— BEGIN —

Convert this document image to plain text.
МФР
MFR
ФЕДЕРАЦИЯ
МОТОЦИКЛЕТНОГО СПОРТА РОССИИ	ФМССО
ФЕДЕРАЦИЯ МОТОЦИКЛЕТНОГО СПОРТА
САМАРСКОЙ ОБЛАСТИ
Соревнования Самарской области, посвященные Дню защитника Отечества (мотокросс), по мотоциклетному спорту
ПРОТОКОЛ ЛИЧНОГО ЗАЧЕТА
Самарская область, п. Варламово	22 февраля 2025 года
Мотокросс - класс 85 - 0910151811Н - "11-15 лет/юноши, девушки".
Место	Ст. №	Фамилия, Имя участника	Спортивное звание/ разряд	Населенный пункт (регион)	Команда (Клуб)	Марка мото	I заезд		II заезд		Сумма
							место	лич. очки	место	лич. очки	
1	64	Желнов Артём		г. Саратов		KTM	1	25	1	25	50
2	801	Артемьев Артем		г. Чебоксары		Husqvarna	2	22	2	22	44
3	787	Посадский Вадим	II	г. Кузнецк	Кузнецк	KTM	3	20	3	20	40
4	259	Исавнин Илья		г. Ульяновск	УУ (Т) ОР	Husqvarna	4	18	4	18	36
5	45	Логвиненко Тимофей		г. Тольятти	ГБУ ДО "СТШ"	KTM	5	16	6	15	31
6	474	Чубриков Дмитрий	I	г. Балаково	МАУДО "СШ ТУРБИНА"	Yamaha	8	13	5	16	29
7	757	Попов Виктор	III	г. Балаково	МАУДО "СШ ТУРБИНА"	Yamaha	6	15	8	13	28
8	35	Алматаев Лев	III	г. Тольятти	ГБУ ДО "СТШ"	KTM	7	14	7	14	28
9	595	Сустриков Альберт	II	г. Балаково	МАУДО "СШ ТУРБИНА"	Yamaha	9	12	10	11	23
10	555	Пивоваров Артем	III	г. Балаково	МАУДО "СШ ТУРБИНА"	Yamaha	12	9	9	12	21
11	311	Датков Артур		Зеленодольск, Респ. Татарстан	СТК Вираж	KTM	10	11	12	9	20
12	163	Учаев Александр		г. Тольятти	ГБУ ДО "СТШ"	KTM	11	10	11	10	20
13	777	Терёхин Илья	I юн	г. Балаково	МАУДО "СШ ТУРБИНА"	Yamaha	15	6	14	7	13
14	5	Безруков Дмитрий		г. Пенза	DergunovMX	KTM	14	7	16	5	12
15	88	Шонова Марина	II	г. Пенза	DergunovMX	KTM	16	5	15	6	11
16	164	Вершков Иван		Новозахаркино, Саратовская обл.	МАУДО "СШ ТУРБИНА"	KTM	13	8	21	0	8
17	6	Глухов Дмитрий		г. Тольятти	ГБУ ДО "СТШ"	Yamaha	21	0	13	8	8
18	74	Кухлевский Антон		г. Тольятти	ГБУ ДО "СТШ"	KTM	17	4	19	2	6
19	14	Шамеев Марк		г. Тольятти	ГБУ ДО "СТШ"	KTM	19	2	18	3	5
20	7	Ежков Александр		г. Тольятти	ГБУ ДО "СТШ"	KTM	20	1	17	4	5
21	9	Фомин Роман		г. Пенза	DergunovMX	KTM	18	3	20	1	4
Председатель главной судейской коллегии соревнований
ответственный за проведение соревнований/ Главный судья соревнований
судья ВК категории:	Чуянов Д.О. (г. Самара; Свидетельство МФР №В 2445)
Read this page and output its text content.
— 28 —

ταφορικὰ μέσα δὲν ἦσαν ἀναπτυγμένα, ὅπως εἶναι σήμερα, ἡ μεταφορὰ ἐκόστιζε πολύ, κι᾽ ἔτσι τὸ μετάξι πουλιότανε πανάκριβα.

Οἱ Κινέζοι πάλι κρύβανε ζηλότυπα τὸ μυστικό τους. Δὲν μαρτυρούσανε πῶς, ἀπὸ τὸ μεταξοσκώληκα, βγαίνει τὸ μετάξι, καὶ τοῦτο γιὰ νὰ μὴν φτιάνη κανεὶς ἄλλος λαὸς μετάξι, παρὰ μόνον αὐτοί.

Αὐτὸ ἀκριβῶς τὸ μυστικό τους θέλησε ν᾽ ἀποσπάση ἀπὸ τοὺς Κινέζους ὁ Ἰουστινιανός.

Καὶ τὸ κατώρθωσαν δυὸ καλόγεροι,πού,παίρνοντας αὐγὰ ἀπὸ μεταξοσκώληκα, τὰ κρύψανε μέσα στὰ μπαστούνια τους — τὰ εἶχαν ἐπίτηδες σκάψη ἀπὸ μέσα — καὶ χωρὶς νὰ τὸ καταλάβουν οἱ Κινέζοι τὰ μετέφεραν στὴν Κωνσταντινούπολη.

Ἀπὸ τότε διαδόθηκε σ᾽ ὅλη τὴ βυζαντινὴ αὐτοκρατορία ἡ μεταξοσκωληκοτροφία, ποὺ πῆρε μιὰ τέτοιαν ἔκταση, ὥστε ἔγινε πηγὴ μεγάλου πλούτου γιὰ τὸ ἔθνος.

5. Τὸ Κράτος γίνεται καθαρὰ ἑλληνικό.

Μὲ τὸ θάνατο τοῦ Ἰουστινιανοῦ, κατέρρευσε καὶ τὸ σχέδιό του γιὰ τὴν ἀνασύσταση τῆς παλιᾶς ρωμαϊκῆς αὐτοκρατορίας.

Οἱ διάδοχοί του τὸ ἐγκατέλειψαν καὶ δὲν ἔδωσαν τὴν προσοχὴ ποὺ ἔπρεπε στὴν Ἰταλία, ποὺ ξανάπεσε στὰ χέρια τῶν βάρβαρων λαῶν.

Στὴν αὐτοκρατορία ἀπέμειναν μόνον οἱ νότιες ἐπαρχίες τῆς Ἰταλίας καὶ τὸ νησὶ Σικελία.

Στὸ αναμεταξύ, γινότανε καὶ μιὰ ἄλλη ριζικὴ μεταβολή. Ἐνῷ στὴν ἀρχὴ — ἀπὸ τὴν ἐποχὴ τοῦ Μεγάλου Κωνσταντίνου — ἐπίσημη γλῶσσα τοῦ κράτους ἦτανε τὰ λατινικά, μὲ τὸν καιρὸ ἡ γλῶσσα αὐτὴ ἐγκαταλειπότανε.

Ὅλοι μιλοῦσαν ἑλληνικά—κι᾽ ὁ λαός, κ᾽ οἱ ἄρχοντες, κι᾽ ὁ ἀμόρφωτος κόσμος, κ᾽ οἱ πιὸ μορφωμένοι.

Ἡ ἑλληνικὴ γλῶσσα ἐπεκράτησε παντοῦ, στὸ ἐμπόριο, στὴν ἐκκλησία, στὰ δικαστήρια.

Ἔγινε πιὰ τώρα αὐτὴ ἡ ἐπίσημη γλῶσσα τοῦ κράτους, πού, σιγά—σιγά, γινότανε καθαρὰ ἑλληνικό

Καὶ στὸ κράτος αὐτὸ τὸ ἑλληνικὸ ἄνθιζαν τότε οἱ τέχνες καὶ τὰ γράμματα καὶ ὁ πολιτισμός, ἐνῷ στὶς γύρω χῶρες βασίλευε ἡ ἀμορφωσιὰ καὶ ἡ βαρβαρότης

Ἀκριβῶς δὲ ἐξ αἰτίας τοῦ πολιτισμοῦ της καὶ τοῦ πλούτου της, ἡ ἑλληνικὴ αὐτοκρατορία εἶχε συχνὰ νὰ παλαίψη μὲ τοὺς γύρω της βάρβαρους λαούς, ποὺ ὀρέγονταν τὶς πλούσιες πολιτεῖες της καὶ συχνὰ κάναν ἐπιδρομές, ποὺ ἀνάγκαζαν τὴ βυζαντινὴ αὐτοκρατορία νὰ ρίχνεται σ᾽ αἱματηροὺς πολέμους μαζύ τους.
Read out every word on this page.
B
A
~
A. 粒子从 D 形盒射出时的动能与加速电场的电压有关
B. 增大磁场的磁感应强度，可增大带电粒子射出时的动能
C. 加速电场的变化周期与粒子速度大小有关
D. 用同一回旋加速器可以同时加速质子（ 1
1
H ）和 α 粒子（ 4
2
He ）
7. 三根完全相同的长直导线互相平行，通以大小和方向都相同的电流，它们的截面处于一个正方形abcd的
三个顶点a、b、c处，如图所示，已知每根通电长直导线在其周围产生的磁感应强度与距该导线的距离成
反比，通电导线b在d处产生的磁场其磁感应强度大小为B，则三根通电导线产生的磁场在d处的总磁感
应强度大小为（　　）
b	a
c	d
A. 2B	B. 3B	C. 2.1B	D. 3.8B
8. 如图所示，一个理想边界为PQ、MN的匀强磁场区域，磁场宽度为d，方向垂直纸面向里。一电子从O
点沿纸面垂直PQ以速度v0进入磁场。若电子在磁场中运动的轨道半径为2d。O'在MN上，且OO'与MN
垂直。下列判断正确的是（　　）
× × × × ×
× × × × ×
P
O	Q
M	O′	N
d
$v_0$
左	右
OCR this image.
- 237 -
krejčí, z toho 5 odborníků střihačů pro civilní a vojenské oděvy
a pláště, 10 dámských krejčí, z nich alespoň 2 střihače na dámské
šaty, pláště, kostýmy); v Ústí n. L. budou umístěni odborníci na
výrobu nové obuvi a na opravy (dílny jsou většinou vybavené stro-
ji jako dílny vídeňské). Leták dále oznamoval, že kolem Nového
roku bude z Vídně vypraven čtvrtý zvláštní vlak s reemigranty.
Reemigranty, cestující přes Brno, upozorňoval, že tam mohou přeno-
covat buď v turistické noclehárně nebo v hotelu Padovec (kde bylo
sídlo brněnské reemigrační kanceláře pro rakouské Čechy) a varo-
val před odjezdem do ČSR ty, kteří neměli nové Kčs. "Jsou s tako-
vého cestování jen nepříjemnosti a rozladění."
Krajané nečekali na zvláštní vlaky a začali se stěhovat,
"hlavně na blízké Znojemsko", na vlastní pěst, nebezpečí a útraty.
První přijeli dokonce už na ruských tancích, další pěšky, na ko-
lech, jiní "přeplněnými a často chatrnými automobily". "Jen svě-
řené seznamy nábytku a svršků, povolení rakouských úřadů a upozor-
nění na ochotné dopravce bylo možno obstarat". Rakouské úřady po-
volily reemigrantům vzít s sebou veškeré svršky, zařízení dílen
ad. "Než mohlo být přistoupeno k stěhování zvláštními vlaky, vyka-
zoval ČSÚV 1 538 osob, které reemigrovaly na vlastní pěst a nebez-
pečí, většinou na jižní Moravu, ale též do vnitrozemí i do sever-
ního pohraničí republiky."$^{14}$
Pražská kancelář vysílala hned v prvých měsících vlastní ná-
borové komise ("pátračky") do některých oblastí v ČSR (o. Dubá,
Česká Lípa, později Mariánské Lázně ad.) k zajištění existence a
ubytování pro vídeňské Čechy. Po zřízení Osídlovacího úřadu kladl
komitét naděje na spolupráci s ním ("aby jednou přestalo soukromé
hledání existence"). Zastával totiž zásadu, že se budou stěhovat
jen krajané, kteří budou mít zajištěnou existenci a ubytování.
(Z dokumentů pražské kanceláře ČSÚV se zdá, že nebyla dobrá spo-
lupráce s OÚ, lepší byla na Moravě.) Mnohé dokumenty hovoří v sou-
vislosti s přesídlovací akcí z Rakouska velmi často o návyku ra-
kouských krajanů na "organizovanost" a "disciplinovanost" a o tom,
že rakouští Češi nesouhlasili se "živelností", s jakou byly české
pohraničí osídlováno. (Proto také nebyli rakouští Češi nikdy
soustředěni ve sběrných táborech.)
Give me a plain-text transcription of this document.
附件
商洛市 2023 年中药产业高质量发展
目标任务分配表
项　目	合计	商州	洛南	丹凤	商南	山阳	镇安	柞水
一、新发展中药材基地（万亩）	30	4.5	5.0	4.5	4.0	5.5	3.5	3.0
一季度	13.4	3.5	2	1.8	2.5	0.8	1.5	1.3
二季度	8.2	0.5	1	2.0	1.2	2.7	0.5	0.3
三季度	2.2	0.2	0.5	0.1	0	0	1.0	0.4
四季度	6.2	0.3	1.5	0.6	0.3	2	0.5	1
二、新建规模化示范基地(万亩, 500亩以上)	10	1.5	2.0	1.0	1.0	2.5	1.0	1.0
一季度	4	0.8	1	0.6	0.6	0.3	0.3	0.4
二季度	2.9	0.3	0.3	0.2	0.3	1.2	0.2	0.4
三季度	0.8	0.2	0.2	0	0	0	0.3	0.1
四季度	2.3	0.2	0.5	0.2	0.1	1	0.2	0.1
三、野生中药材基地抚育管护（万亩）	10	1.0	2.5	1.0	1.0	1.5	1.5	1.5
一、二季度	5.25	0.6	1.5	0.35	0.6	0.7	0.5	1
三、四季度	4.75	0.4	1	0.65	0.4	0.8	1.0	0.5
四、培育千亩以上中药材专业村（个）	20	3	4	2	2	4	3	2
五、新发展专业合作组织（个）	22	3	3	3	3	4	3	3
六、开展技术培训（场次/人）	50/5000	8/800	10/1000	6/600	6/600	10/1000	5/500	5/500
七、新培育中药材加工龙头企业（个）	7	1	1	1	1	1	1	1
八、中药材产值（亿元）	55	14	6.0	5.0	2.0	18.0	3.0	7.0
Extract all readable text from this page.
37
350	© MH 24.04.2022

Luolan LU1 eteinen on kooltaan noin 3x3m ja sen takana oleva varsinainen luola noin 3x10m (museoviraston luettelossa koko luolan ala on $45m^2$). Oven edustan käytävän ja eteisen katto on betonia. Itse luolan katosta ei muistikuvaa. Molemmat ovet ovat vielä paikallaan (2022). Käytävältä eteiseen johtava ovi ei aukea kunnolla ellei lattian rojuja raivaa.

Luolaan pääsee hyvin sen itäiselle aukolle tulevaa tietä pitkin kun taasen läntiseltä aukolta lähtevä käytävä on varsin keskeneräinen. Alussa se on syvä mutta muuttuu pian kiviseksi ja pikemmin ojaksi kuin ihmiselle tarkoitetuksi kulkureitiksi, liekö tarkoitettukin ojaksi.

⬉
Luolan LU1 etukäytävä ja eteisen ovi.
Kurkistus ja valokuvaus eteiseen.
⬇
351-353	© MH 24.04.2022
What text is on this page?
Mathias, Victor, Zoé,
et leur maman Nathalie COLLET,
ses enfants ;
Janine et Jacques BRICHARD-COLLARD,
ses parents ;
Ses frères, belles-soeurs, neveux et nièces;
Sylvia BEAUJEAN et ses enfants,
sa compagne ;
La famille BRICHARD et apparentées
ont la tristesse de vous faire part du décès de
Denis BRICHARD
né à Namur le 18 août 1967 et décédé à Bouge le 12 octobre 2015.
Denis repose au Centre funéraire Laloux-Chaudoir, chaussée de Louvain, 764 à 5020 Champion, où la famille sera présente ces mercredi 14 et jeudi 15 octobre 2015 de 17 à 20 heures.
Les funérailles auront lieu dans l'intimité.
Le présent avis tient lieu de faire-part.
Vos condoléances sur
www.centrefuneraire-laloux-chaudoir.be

— END —

→ TASK GOAL:
Could you give again exactly the lines from the line containing "What text is on this page?" through the final line of the data above, and no others?

→ RESPONSE BELOW:
What text is on this page?
Mathias, Victor, Zoé,
et leur maman Nathalie COLLET,
ses enfants ;
Janine et Jacques BRICHARD-COLLARD,
ses parents ;
Ses frères, belles-soeurs, neveux et nièces;
Sylvia BEAUJEAN et ses enfants,
sa compagne ;
La famille BRICHARD et apparentées
ont la tristesse de vous faire part du décès de
Denis BRICHARD
né à Namur le 18 août 1967 et décédé à Bouge le 12 octobre 2015.
Denis repose au Centre funéraire Laloux-Chaudoir, chaussée de Louvain, 764 à 5020 Champion, où la famille sera présente ces mercredi 14 et jeudi 15 octobre 2015 de 17 à 20 heures.
Les funérailles auront lieu dans l'intimité.
Le présent avis tient lieu de faire-part.
Vos condoléances sur
www.centrefuneraire-laloux-chaudoir.be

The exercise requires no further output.